--- Start GIVEN DATA ---

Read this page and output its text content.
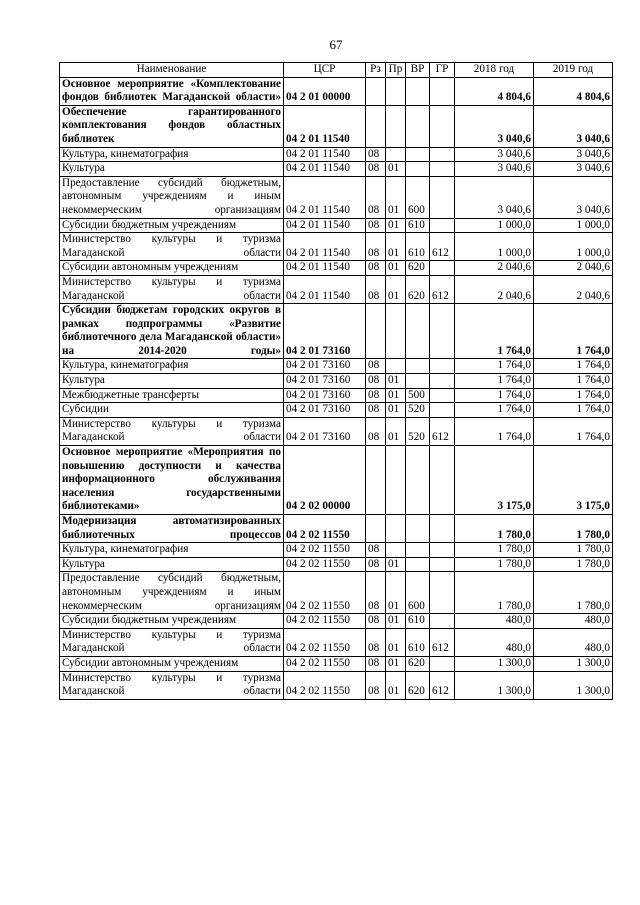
67
Наименование	ЦСР	Рз	Пр	ВР	ГР	2018 год	2019 год
Основное мероприятие «Комплектование фондов библиотек Магаданской области»	04 2 01 00000					4 804,6	4 804,6
Обеспечение гарантированного комплектования фондов областных библиотек	04 2 01 11540					3 040,6	3 040,6
Культура, кинематография	04 2 01 11540	08				3 040,6	3 040,6
Культура	04 2 01 11540	08	01			3 040,6	3 040,6
Предоставление субсидий бюджетным, автономным учреждениям и иным некоммерческим организациям	04 2 01 11540	08	01	600		3 040,6	3 040,6
Субсидии бюджетным учреждениям	04 2 01 11540	08	01	610		1 000,0	1 000,0
Министерство культуры и туризма Магаданской области	04 2 01 11540	08	01	610	612	1 000,0	1 000,0
Субсидии автономным учреждениям	04 2 01 11540	08	01	620		2 040,6	2 040,6
Министерство культуры и туризма Магаданской области	04 2 01 11540	08	01	620	612	2 040,6	2 040,6
Субсидии бюджетам городских округов в рамках подпрограммы «Развитие библиотечного дела Магаданской области» на 2014-2020 годы»	04 2 01 73160					1 764,0	1 764,0
Культура, кинематография	04 2 01 73160	08				1 764,0	1 764,0
Культура	04 2 01 73160	08	01			1 764,0	1 764,0
Межбюджетные трансферты	04 2 01 73160	08	01	500		1 764,0	1 764,0
Субсидии	04 2 01 73160	08	01	520		1 764,0	1 764,0
Министерство культуры и туризма Магаданской области	04 2 01 73160	08	01	520	612	1 764,0	1 764,0
Основное мероприятие «Мероприятия по повышению доступности и качества информационного обслуживания населения государственными библиотеками»	04 2 02 00000					3 175,0	3 175,0
Модернизация автоматизированных библиотечных процессов	04 2 02 11550					1 780,0	1 780,0
Культура, кинематография	04 2 02 11550	08				1 780,0	1 780,0
Культура	04 2 02 11550	08	01			1 780,0	1 780,0
Предоставление субсидий бюджетным, автономным учреждениям и иным некоммерческим организациям	04 2 02 11550	08	01	600		1 780,0	1 780,0
Субсидии бюджетным учреждениям	04 2 02 11550	08	01	610		480,0	480,0
Министерство культуры и туризма Магаданской области	04 2 02 11550	08	01	610	612	480,0	480,0
Субсидии автономным учреждениям	04 2 02 11550	08	01	620		1 300,0	1 300,0
Министерство культуры и туризма Магаданской области	04 2 02 11550	08	01	620	612	1 300,0	1 300,0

--- End GIVEN DATA ---

> [GIVEN PROBLEM] Return the listing above in full and without alteration, excluding its pictures.

> [WRITTEN SOLUTION]
Read this page and output its text content.
67
Наименование	ЦСР	Рз	Пр	ВР	ГР	2018 год	2019 год
Основное мероприятие «Комплектование фондов библиотек Магаданской области»	04 2 01 00000					4 804,6	4 804,6
Обеспечение гарантированного комплектования фондов областных библиотек	04 2 01 11540					3 040,6	3 040,6
Культура, кинематография	04 2 01 11540	08				3 040,6	3 040,6
Культура	04 2 01 11540	08	01			3 040,6	3 040,6
Предоставление субсидий бюджетным, автономным учреждениям и иным некоммерческим организациям	04 2 01 11540	08	01	600		3 040,6	3 040,6
Субсидии бюджетным учреждениям	04 2 01 11540	08	01	610		1 000,0	1 000,0
Министерство культуры и туризма Магаданской области	04 2 01 11540	08	01	610	612	1 000,0	1 000,0
Субсидии автономным учреждениям	04 2 01 11540	08	01	620		2 040,6	2 040,6
Министерство культуры и туризма Магаданской области	04 2 01 11540	08	01	620	612	2 040,6	2 040,6
Субсидии бюджетам городских округов в рамках подпрограммы «Развитие библиотечного дела Магаданской области» на 2014-2020 годы»	04 2 01 73160					1 764,0	1 764,0
Культура, кинематография	04 2 01 73160	08				1 764,0	1 764,0
Культура	04 2 01 73160	08	01			1 764,0	1 764,0
Межбюджетные трансферты	04 2 01 73160	08	01	500		1 764,0	1 764,0
Субсидии	04 2 01 73160	08	01	520		1 764,0	1 764,0
Министерство культуры и туризма Магаданской области	04 2 01 73160	08	01	520	612	1 764,0	1 764,0
Основное мероприятие «Мероприятия по повышению доступности и качества информационного обслуживания населения государственными библиотеками»	04 2 02 00000					3 175,0	3 175,0
Модернизация автоматизированных библиотечных процессов	04 2 02 11550					1 780,0	1 780,0
Культура, кинематография	04 2 02 11550	08				1 780,0	1 780,0
Культура	04 2 02 11550	08	01			1 780,0	1 780,0
Предоставление субсидий бюджетным, автономным учреждениям и иным некоммерческим организациям	04 2 02 11550	08	01	600		1 780,0	1 780,0
Субсидии бюджетным учреждениям	04 2 02 11550	08	01	610		480,0	480,0
Министерство культуры и туризма Магаданской области	04 2 02 11550	08	01	610	612	480,0	480,0
Субсидии автономным учреждениям	04 2 02 11550	08	01	620		1 300,0	1 300,0
Министерство культуры и туризма Магаданской области	04 2 02 11550	08	01	620	612	1 300,0	1 300,0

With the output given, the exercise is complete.